— AIM OF THE TASK —
Filter the records below down to lines containing "Roberg".
=======
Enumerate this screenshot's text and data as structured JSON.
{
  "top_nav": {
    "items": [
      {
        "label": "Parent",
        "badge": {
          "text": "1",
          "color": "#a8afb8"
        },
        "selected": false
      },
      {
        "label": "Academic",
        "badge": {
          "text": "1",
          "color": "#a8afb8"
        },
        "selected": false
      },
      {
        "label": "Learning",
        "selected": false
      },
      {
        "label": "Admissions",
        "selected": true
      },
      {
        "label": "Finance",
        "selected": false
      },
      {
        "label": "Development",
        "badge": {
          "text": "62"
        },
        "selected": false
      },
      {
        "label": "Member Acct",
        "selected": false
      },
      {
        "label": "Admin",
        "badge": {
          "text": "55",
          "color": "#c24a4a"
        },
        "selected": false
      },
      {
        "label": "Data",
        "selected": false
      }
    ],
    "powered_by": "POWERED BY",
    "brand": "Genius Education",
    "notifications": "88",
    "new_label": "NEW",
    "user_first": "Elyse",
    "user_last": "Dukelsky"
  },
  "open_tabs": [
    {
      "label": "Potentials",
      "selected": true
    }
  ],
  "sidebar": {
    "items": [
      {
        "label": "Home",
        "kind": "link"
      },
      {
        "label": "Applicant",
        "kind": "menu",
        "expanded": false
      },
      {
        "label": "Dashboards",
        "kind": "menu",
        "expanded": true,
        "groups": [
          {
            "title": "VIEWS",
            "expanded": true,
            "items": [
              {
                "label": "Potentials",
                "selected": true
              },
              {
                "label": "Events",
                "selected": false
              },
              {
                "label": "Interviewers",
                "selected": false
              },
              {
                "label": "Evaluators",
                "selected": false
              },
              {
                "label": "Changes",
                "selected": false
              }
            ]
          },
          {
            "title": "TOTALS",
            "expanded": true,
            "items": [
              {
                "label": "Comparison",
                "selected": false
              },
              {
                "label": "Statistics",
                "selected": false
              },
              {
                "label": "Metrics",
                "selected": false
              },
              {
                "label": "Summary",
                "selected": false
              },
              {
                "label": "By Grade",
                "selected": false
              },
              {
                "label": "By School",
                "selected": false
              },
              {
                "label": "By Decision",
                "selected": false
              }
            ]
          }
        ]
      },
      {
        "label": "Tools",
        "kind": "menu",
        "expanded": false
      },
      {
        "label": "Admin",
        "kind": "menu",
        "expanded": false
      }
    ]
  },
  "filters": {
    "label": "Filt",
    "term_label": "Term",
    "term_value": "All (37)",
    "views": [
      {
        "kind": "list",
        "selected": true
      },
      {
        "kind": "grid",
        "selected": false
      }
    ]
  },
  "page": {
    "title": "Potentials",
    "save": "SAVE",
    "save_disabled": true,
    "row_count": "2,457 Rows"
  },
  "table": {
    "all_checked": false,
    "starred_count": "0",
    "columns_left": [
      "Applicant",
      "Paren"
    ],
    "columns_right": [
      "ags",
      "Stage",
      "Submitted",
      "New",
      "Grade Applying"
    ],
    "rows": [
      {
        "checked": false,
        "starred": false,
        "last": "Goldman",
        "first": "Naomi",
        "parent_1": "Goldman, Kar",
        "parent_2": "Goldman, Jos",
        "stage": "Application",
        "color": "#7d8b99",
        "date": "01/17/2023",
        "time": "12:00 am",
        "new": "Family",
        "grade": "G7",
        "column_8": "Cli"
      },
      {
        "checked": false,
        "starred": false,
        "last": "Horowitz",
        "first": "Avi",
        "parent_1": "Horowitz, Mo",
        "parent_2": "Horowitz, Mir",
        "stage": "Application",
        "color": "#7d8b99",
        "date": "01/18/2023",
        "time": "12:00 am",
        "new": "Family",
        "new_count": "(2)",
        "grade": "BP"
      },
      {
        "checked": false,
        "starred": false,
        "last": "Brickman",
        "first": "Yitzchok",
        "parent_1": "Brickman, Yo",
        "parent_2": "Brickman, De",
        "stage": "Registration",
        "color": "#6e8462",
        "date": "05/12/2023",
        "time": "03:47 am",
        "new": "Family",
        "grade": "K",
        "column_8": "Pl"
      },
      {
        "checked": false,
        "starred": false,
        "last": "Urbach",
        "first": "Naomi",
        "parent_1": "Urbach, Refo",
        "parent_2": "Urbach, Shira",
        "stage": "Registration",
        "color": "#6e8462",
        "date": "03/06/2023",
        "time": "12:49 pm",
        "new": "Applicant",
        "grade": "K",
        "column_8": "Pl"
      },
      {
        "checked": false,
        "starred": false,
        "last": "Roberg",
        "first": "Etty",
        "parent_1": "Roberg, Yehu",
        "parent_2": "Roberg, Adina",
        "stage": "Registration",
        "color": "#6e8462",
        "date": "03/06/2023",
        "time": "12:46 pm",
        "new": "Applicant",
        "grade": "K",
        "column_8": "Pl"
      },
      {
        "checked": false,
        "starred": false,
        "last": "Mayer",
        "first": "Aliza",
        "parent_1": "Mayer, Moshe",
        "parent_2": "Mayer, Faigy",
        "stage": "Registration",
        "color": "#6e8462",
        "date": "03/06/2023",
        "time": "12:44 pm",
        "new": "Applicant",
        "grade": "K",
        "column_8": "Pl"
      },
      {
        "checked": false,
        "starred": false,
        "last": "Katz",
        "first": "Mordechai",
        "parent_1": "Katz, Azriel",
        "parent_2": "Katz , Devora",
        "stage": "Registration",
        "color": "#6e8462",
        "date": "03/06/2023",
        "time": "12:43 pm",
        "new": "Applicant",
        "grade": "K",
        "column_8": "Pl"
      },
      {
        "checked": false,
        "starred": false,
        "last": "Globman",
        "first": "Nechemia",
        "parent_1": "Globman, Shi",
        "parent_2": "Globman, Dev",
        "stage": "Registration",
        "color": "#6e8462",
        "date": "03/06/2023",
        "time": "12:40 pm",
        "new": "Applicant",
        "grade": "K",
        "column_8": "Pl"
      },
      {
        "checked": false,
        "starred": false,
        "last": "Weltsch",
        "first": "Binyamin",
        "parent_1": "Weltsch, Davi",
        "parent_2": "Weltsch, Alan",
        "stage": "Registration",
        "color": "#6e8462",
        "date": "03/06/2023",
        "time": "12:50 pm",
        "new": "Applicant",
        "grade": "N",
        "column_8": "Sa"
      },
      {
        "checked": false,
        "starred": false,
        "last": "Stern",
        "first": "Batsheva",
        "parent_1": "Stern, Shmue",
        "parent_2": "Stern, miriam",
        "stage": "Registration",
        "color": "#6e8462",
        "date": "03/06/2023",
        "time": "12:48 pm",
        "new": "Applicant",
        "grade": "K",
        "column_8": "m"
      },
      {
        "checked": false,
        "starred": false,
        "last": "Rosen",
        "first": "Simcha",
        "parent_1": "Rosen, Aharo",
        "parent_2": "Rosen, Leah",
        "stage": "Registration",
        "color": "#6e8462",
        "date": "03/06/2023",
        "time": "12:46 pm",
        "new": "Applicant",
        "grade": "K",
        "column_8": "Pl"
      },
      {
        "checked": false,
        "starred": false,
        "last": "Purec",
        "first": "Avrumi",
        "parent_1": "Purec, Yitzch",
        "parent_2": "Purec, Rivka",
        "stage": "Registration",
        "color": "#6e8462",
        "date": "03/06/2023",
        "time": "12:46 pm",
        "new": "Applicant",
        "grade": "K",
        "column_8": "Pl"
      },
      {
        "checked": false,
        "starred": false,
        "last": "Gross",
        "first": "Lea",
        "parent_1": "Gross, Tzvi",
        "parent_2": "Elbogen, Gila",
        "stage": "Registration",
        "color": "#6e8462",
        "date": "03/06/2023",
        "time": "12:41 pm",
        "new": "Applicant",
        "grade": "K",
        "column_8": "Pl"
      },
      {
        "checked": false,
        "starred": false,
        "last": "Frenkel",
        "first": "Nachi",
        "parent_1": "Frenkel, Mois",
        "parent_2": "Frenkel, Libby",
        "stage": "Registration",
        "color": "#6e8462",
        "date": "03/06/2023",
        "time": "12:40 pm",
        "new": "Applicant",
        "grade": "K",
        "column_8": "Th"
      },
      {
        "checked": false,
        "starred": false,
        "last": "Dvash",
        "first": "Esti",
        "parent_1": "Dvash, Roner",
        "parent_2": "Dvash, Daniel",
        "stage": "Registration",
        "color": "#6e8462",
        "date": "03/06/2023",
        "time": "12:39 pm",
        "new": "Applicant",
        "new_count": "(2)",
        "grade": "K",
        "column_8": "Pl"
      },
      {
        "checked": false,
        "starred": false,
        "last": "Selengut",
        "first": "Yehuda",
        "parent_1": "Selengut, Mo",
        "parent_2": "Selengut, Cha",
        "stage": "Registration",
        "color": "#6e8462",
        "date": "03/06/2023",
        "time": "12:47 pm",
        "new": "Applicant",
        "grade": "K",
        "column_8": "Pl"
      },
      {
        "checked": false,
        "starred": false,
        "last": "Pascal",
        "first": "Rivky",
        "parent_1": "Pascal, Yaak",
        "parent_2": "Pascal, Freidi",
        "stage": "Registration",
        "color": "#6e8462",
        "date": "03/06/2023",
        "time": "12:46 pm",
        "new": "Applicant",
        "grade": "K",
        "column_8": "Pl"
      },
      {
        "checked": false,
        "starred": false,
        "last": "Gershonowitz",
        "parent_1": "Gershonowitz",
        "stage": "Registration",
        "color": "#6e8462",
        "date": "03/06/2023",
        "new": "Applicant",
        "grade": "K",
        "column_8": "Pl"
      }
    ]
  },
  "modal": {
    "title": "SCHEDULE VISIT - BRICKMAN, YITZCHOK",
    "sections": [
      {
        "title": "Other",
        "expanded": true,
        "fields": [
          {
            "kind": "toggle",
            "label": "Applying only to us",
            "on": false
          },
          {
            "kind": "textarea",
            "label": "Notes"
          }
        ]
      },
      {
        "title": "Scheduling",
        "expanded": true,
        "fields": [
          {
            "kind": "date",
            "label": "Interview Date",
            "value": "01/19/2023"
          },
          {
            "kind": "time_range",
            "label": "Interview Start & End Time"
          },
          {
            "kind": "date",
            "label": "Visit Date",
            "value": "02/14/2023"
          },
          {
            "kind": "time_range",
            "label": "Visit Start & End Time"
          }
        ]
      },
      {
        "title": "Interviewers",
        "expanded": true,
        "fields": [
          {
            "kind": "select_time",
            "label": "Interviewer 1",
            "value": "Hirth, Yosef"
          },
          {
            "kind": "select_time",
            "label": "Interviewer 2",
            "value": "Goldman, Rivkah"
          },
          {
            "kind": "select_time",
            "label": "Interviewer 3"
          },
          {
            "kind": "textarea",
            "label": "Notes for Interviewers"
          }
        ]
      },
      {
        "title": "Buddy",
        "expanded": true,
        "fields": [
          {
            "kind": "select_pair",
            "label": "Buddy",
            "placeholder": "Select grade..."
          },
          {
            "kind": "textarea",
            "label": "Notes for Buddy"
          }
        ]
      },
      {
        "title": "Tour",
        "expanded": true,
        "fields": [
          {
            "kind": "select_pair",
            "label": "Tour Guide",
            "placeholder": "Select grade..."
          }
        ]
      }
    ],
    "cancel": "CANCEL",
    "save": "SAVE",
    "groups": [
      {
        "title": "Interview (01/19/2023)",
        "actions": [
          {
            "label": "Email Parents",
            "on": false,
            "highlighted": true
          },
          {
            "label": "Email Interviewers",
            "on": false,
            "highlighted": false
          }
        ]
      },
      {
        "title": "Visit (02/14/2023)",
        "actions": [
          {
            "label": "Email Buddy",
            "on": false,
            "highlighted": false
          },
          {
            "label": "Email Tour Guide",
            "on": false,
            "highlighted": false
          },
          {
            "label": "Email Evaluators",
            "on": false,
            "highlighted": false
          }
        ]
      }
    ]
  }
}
=======
— SOLUTION TO THIS EXERCISE —
        "last": "Roberg",
        "parent_1": "Roberg, Yehu",
        "parent_2": "Roberg, Adina",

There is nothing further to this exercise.